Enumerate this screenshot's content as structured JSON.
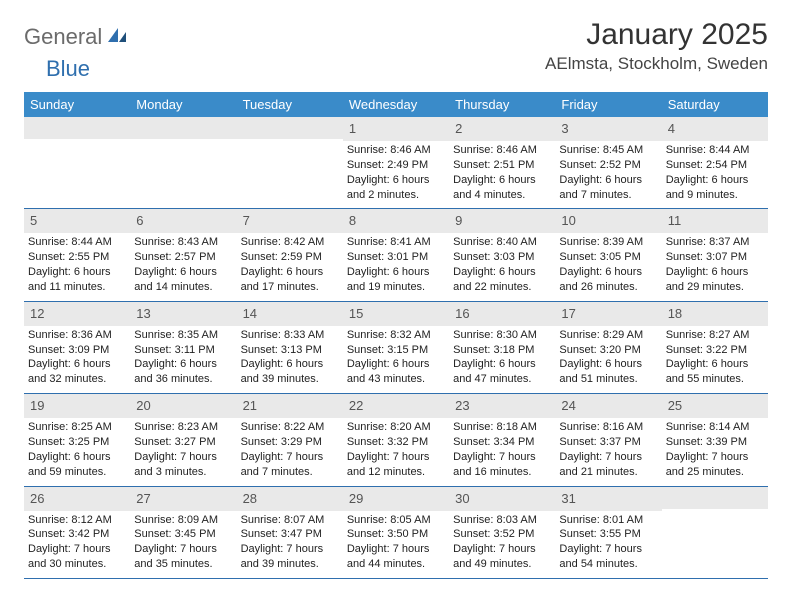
{
  "logo": {
    "part1": "General",
    "part2": "Blue"
  },
  "title": "January 2025",
  "location": "AElmsta, Stockholm, Sweden",
  "theme": {
    "header_bg": "#3a8bc9",
    "header_fg": "#ffffff",
    "daynum_bg": "#e9e9e9",
    "daynum_fg": "#555555",
    "rule_color": "#2f6fae",
    "body_text": "#222222",
    "logo_gray": "#6b6b6b",
    "logo_blue": "#2f6fae"
  },
  "days_of_week": [
    "Sunday",
    "Monday",
    "Tuesday",
    "Wednesday",
    "Thursday",
    "Friday",
    "Saturday"
  ],
  "weeks": [
    [
      {
        "n": "",
        "lines": [
          "",
          "",
          "",
          ""
        ]
      },
      {
        "n": "",
        "lines": [
          "",
          "",
          "",
          ""
        ]
      },
      {
        "n": "",
        "lines": [
          "",
          "",
          "",
          ""
        ]
      },
      {
        "n": "1",
        "lines": [
          "Sunrise: 8:46 AM",
          "Sunset: 2:49 PM",
          "Daylight: 6 hours",
          "and 2 minutes."
        ]
      },
      {
        "n": "2",
        "lines": [
          "Sunrise: 8:46 AM",
          "Sunset: 2:51 PM",
          "Daylight: 6 hours",
          "and 4 minutes."
        ]
      },
      {
        "n": "3",
        "lines": [
          "Sunrise: 8:45 AM",
          "Sunset: 2:52 PM",
          "Daylight: 6 hours",
          "and 7 minutes."
        ]
      },
      {
        "n": "4",
        "lines": [
          "Sunrise: 8:44 AM",
          "Sunset: 2:54 PM",
          "Daylight: 6 hours",
          "and 9 minutes."
        ]
      }
    ],
    [
      {
        "n": "5",
        "lines": [
          "Sunrise: 8:44 AM",
          "Sunset: 2:55 PM",
          "Daylight: 6 hours",
          "and 11 minutes."
        ]
      },
      {
        "n": "6",
        "lines": [
          "Sunrise: 8:43 AM",
          "Sunset: 2:57 PM",
          "Daylight: 6 hours",
          "and 14 minutes."
        ]
      },
      {
        "n": "7",
        "lines": [
          "Sunrise: 8:42 AM",
          "Sunset: 2:59 PM",
          "Daylight: 6 hours",
          "and 17 minutes."
        ]
      },
      {
        "n": "8",
        "lines": [
          "Sunrise: 8:41 AM",
          "Sunset: 3:01 PM",
          "Daylight: 6 hours",
          "and 19 minutes."
        ]
      },
      {
        "n": "9",
        "lines": [
          "Sunrise: 8:40 AM",
          "Sunset: 3:03 PM",
          "Daylight: 6 hours",
          "and 22 minutes."
        ]
      },
      {
        "n": "10",
        "lines": [
          "Sunrise: 8:39 AM",
          "Sunset: 3:05 PM",
          "Daylight: 6 hours",
          "and 26 minutes."
        ]
      },
      {
        "n": "11",
        "lines": [
          "Sunrise: 8:37 AM",
          "Sunset: 3:07 PM",
          "Daylight: 6 hours",
          "and 29 minutes."
        ]
      }
    ],
    [
      {
        "n": "12",
        "lines": [
          "Sunrise: 8:36 AM",
          "Sunset: 3:09 PM",
          "Daylight: 6 hours",
          "and 32 minutes."
        ]
      },
      {
        "n": "13",
        "lines": [
          "Sunrise: 8:35 AM",
          "Sunset: 3:11 PM",
          "Daylight: 6 hours",
          "and 36 minutes."
        ]
      },
      {
        "n": "14",
        "lines": [
          "Sunrise: 8:33 AM",
          "Sunset: 3:13 PM",
          "Daylight: 6 hours",
          "and 39 minutes."
        ]
      },
      {
        "n": "15",
        "lines": [
          "Sunrise: 8:32 AM",
          "Sunset: 3:15 PM",
          "Daylight: 6 hours",
          "and 43 minutes."
        ]
      },
      {
        "n": "16",
        "lines": [
          "Sunrise: 8:30 AM",
          "Sunset: 3:18 PM",
          "Daylight: 6 hours",
          "and 47 minutes."
        ]
      },
      {
        "n": "17",
        "lines": [
          "Sunrise: 8:29 AM",
          "Sunset: 3:20 PM",
          "Daylight: 6 hours",
          "and 51 minutes."
        ]
      },
      {
        "n": "18",
        "lines": [
          "Sunrise: 8:27 AM",
          "Sunset: 3:22 PM",
          "Daylight: 6 hours",
          "and 55 minutes."
        ]
      }
    ],
    [
      {
        "n": "19",
        "lines": [
          "Sunrise: 8:25 AM",
          "Sunset: 3:25 PM",
          "Daylight: 6 hours",
          "and 59 minutes."
        ]
      },
      {
        "n": "20",
        "lines": [
          "Sunrise: 8:23 AM",
          "Sunset: 3:27 PM",
          "Daylight: 7 hours",
          "and 3 minutes."
        ]
      },
      {
        "n": "21",
        "lines": [
          "Sunrise: 8:22 AM",
          "Sunset: 3:29 PM",
          "Daylight: 7 hours",
          "and 7 minutes."
        ]
      },
      {
        "n": "22",
        "lines": [
          "Sunrise: 8:20 AM",
          "Sunset: 3:32 PM",
          "Daylight: 7 hours",
          "and 12 minutes."
        ]
      },
      {
        "n": "23",
        "lines": [
          "Sunrise: 8:18 AM",
          "Sunset: 3:34 PM",
          "Daylight: 7 hours",
          "and 16 minutes."
        ]
      },
      {
        "n": "24",
        "lines": [
          "Sunrise: 8:16 AM",
          "Sunset: 3:37 PM",
          "Daylight: 7 hours",
          "and 21 minutes."
        ]
      },
      {
        "n": "25",
        "lines": [
          "Sunrise: 8:14 AM",
          "Sunset: 3:39 PM",
          "Daylight: 7 hours",
          "and 25 minutes."
        ]
      }
    ],
    [
      {
        "n": "26",
        "lines": [
          "Sunrise: 8:12 AM",
          "Sunset: 3:42 PM",
          "Daylight: 7 hours",
          "and 30 minutes."
        ]
      },
      {
        "n": "27",
        "lines": [
          "Sunrise: 8:09 AM",
          "Sunset: 3:45 PM",
          "Daylight: 7 hours",
          "and 35 minutes."
        ]
      },
      {
        "n": "28",
        "lines": [
          "Sunrise: 8:07 AM",
          "Sunset: 3:47 PM",
          "Daylight: 7 hours",
          "and 39 minutes."
        ]
      },
      {
        "n": "29",
        "lines": [
          "Sunrise: 8:05 AM",
          "Sunset: 3:50 PM",
          "Daylight: 7 hours",
          "and 44 minutes."
        ]
      },
      {
        "n": "30",
        "lines": [
          "Sunrise: 8:03 AM",
          "Sunset: 3:52 PM",
          "Daylight: 7 hours",
          "and 49 minutes."
        ]
      },
      {
        "n": "31",
        "lines": [
          "Sunrise: 8:01 AM",
          "Sunset: 3:55 PM",
          "Daylight: 7 hours",
          "and 54 minutes."
        ]
      },
      {
        "n": "",
        "lines": [
          "",
          "",
          "",
          ""
        ]
      }
    ]
  ]
}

——————————

Task requirements:
Output the data above without changes, apart from leaving out the pictures.

Solved problem:
Enumerate this screenshot's content as structured JSON.
{
  "logo": {
    "part1": "General",
    "part2": "Blue"
  },
  "title": "January 2025",
  "location": "AElmsta, Stockholm, Sweden",
  "theme": {
    "header_bg": "#3a8bc9",
    "header_fg": "#ffffff",
    "daynum_bg": "#e9e9e9",
    "daynum_fg": "#555555",
    "rule_color": "#2f6fae",
    "body_text": "#222222",
    "logo_gray": "#6b6b6b",
    "logo_blue": "#2f6fae"
  },
  "days_of_week": [
    "Sunday",
    "Monday",
    "Tuesday",
    "Wednesday",
    "Thursday",
    "Friday",
    "Saturday"
  ],
  "weeks": [
    [
      {
        "n": "",
        "lines": [
          "",
          "",
          "",
          ""
        ]
      },
      {
        "n": "",
        "lines": [
          "",
          "",
          "",
          ""
        ]
      },
      {
        "n": "",
        "lines": [
          "",
          "",
          "",
          ""
        ]
      },
      {
        "n": "1",
        "lines": [
          "Sunrise: 8:46 AM",
          "Sunset: 2:49 PM",
          "Daylight: 6 hours",
          "and 2 minutes."
        ]
      },
      {
        "n": "2",
        "lines": [
          "Sunrise: 8:46 AM",
          "Sunset: 2:51 PM",
          "Daylight: 6 hours",
          "and 4 minutes."
        ]
      },
      {
        "n": "3",
        "lines": [
          "Sunrise: 8:45 AM",
          "Sunset: 2:52 PM",
          "Daylight: 6 hours",
          "and 7 minutes."
        ]
      },
      {
        "n": "4",
        "lines": [
          "Sunrise: 8:44 AM",
          "Sunset: 2:54 PM",
          "Daylight: 6 hours",
          "and 9 minutes."
        ]
      }
    ],
    [
      {
        "n": "5",
        "lines": [
          "Sunrise: 8:44 AM",
          "Sunset: 2:55 PM",
          "Daylight: 6 hours",
          "and 11 minutes."
        ]
      },
      {
        "n": "6",
        "lines": [
          "Sunrise: 8:43 AM",
          "Sunset: 2:57 PM",
          "Daylight: 6 hours",
          "and 14 minutes."
        ]
      },
      {
        "n": "7",
        "lines": [
          "Sunrise: 8:42 AM",
          "Sunset: 2:59 PM",
          "Daylight: 6 hours",
          "and 17 minutes."
        ]
      },
      {
        "n": "8",
        "lines": [
          "Sunrise: 8:41 AM",
          "Sunset: 3:01 PM",
          "Daylight: 6 hours",
          "and 19 minutes."
        ]
      },
      {
        "n": "9",
        "lines": [
          "Sunrise: 8:40 AM",
          "Sunset: 3:03 PM",
          "Daylight: 6 hours",
          "and 22 minutes."
        ]
      },
      {
        "n": "10",
        "lines": [
          "Sunrise: 8:39 AM",
          "Sunset: 3:05 PM",
          "Daylight: 6 hours",
          "and 26 minutes."
        ]
      },
      {
        "n": "11",
        "lines": [
          "Sunrise: 8:37 AM",
          "Sunset: 3:07 PM",
          "Daylight: 6 hours",
          "and 29 minutes."
        ]
      }
    ],
    [
      {
        "n": "12",
        "lines": [
          "Sunrise: 8:36 AM",
          "Sunset: 3:09 PM",
          "Daylight: 6 hours",
          "and 32 minutes."
        ]
      },
      {
        "n": "13",
        "lines": [
          "Sunrise: 8:35 AM",
          "Sunset: 3:11 PM",
          "Daylight: 6 hours",
          "and 36 minutes."
        ]
      },
      {
        "n": "14",
        "lines": [
          "Sunrise: 8:33 AM",
          "Sunset: 3:13 PM",
          "Daylight: 6 hours",
          "and 39 minutes."
        ]
      },
      {
        "n": "15",
        "lines": [
          "Sunrise: 8:32 AM",
          "Sunset: 3:15 PM",
          "Daylight: 6 hours",
          "and 43 minutes."
        ]
      },
      {
        "n": "16",
        "lines": [
          "Sunrise: 8:30 AM",
          "Sunset: 3:18 PM",
          "Daylight: 6 hours",
          "and 47 minutes."
        ]
      },
      {
        "n": "17",
        "lines": [
          "Sunrise: 8:29 AM",
          "Sunset: 3:20 PM",
          "Daylight: 6 hours",
          "and 51 minutes."
        ]
      },
      {
        "n": "18",
        "lines": [
          "Sunrise: 8:27 AM",
          "Sunset: 3:22 PM",
          "Daylight: 6 hours",
          "and 55 minutes."
        ]
      }
    ],
    [
      {
        "n": "19",
        "lines": [
          "Sunrise: 8:25 AM",
          "Sunset: 3:25 PM",
          "Daylight: 6 hours",
          "and 59 minutes."
        ]
      },
      {
        "n": "20",
        "lines": [
          "Sunrise: 8:23 AM",
          "Sunset: 3:27 PM",
          "Daylight: 7 hours",
          "and 3 minutes."
        ]
      },
      {
        "n": "21",
        "lines": [
          "Sunrise: 8:22 AM",
          "Sunset: 3:29 PM",
          "Daylight: 7 hours",
          "and 7 minutes."
        ]
      },
      {
        "n": "22",
        "lines": [
          "Sunrise: 8:20 AM",
          "Sunset: 3:32 PM",
          "Daylight: 7 hours",
          "and 12 minutes."
        ]
      },
      {
        "n": "23",
        "lines": [
          "Sunrise: 8:18 AM",
          "Sunset: 3:34 PM",
          "Daylight: 7 hours",
          "and 16 minutes."
        ]
      },
      {
        "n": "24",
        "lines": [
          "Sunrise: 8:16 AM",
          "Sunset: 3:37 PM",
          "Daylight: 7 hours",
          "and 21 minutes."
        ]
      },
      {
        "n": "25",
        "lines": [
          "Sunrise: 8:14 AM",
          "Sunset: 3:39 PM",
          "Daylight: 7 hours",
          "and 25 minutes."
        ]
      }
    ],
    [
      {
        "n": "26",
        "lines": [
          "Sunrise: 8:12 AM",
          "Sunset: 3:42 PM",
          "Daylight: 7 hours",
          "and 30 minutes."
        ]
      },
      {
        "n": "27",
        "lines": [
          "Sunrise: 8:09 AM",
          "Sunset: 3:45 PM",
          "Daylight: 7 hours",
          "and 35 minutes."
        ]
      },
      {
        "n": "28",
        "lines": [
          "Sunrise: 8:07 AM",
          "Sunset: 3:47 PM",
          "Daylight: 7 hours",
          "and 39 minutes."
        ]
      },
      {
        "n": "29",
        "lines": [
          "Sunrise: 8:05 AM",
          "Sunset: 3:50 PM",
          "Daylight: 7 hours",
          "and 44 minutes."
        ]
      },
      {
        "n": "30",
        "lines": [
          "Sunrise: 8:03 AM",
          "Sunset: 3:52 PM",
          "Daylight: 7 hours",
          "and 49 minutes."
        ]
      },
      {
        "n": "31",
        "lines": [
          "Sunrise: 8:01 AM",
          "Sunset: 3:55 PM",
          "Daylight: 7 hours",
          "and 54 minutes."
        ]
      },
      {
        "n": "",
        "lines": [
          "",
          "",
          "",
          ""
        ]
      }
    ]
  ]
}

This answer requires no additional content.